§ **SET PROBLEM**
Return the listing word for word, as given.

§ **EXTRACTED RECORDS**
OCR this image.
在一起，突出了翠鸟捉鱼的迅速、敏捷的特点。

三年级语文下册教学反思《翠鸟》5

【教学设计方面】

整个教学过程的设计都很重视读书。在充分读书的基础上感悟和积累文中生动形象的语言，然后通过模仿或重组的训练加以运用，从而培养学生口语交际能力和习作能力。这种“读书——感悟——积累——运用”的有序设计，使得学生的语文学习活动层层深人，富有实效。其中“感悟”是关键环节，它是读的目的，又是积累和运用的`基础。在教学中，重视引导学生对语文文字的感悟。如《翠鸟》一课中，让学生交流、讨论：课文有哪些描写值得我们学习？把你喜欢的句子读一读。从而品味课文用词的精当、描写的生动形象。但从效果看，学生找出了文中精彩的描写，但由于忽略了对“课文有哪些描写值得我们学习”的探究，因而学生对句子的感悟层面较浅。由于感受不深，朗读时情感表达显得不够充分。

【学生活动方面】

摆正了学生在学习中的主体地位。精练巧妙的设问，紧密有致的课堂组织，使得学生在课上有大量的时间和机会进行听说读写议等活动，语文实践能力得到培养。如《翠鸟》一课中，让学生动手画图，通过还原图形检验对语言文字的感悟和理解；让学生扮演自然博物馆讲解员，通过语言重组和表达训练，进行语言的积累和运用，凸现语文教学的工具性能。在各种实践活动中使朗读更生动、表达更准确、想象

§ **ANSWER TO THE TASK**
OCR this image.
在一起，突出了翠鸟捉鱼的迅速、敏捷的特点。

三年级语文下册教学反思《翠鸟》5

【教学设计方面】

整个教学过程的设计都很重视读书。在充分读书的基础上感悟和积累文中生动形象的语言，然后通过模仿或重组的训练加以运用，从而培养学生口语交际能力和习作能力。这种“读书——感悟——积累——运用”的有序设计，使得学生的语文学习活动层层深人，富有实效。其中“感悟”是关键环节，它是读的目的，又是积累和运用的`基础。在教学中，重视引导学生对语文文字的感悟。如《翠鸟》一课中，让学生交流、讨论：课文有哪些描写值得我们学习？把你喜欢的句子读一读。从而品味课文用词的精当、描写的生动形象。但从效果看，学生找出了文中精彩的描写，但由于忽略了对“课文有哪些描写值得我们学习”的探究，因而学生对句子的感悟层面较浅。由于感受不深，朗读时情感表达显得不够充分。

【学生活动方面】

摆正了学生在学习中的主体地位。精练巧妙的设问，紧密有致的课堂组织，使得学生在课上有大量的时间和机会进行听说读写议等活动，语文实践能力得到培养。如《翠鸟》一课中，让学生动手画图，通过还原图形检验对语言文字的感悟和理解；让学生扮演自然博物馆讲解员，通过语言重组和表达训练，进行语言的积累和运用，凸现语文教学的工具性能。在各种实践活动中使朗读更生动、表达更准确、想象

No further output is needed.